[Saved data entries]

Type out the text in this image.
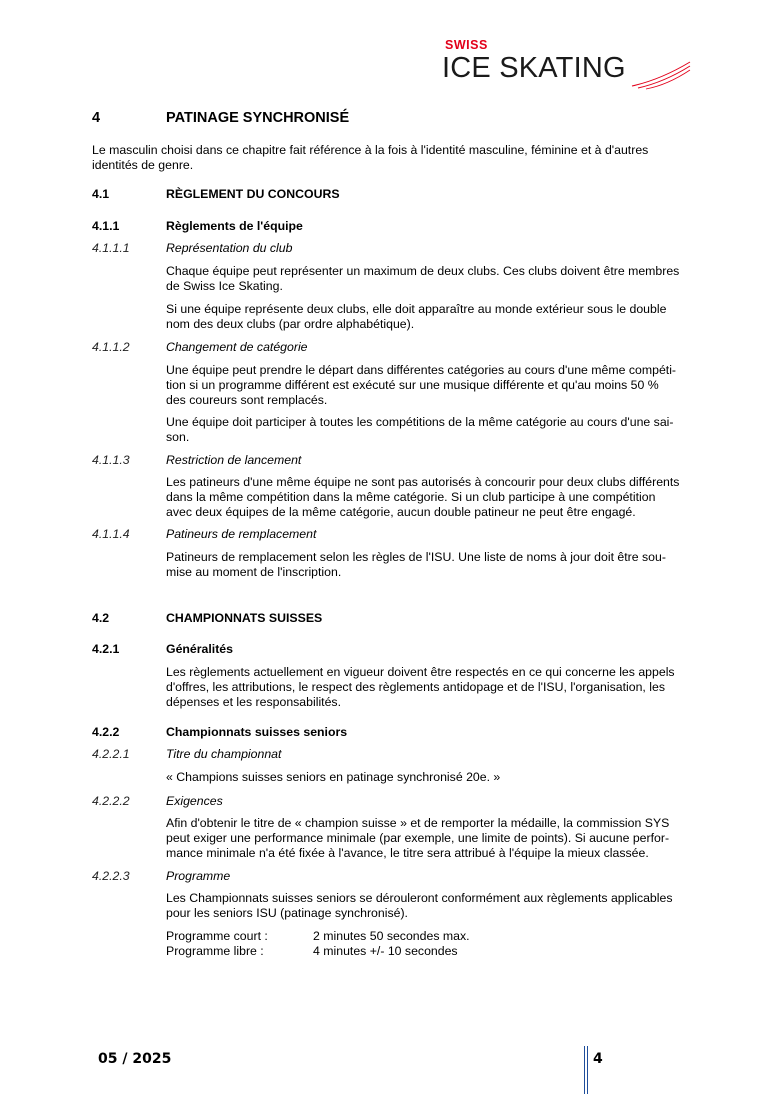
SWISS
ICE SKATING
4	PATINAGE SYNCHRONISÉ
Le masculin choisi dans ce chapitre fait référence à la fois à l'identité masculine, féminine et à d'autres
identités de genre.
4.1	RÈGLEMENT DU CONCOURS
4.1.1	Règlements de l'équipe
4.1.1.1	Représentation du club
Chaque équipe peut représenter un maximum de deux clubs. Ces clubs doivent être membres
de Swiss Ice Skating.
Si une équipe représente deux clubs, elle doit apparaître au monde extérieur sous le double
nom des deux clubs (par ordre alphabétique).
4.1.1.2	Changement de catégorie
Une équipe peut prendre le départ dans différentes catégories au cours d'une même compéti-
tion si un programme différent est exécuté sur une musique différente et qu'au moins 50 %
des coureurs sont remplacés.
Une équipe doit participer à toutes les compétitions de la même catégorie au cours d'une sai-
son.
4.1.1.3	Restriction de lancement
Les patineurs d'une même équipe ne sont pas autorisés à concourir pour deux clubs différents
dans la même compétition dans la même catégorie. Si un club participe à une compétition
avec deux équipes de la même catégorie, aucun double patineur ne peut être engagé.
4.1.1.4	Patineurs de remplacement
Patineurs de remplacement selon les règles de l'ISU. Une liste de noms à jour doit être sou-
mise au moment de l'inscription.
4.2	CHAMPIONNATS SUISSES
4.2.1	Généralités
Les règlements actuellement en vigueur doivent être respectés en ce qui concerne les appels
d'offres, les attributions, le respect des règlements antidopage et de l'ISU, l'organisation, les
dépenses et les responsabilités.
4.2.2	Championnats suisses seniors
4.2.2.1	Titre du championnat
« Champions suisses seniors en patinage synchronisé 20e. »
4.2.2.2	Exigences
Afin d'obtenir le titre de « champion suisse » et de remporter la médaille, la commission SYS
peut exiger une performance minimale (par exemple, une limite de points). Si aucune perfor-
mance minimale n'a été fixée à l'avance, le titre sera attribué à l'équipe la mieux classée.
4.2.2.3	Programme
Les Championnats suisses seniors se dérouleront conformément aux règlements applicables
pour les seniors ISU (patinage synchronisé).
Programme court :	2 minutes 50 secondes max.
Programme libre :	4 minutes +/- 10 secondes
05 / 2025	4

--- EXERCISE INSTRUCTIONS ---
Find every line that holds "double" and copy it.

--- CORRECT ANSWER ---
Si une équipe représente deux clubs, elle doit apparaître au monde extérieur sous le double
avec deux équipes de la même catégorie, aucun double patineur ne peut être engagé.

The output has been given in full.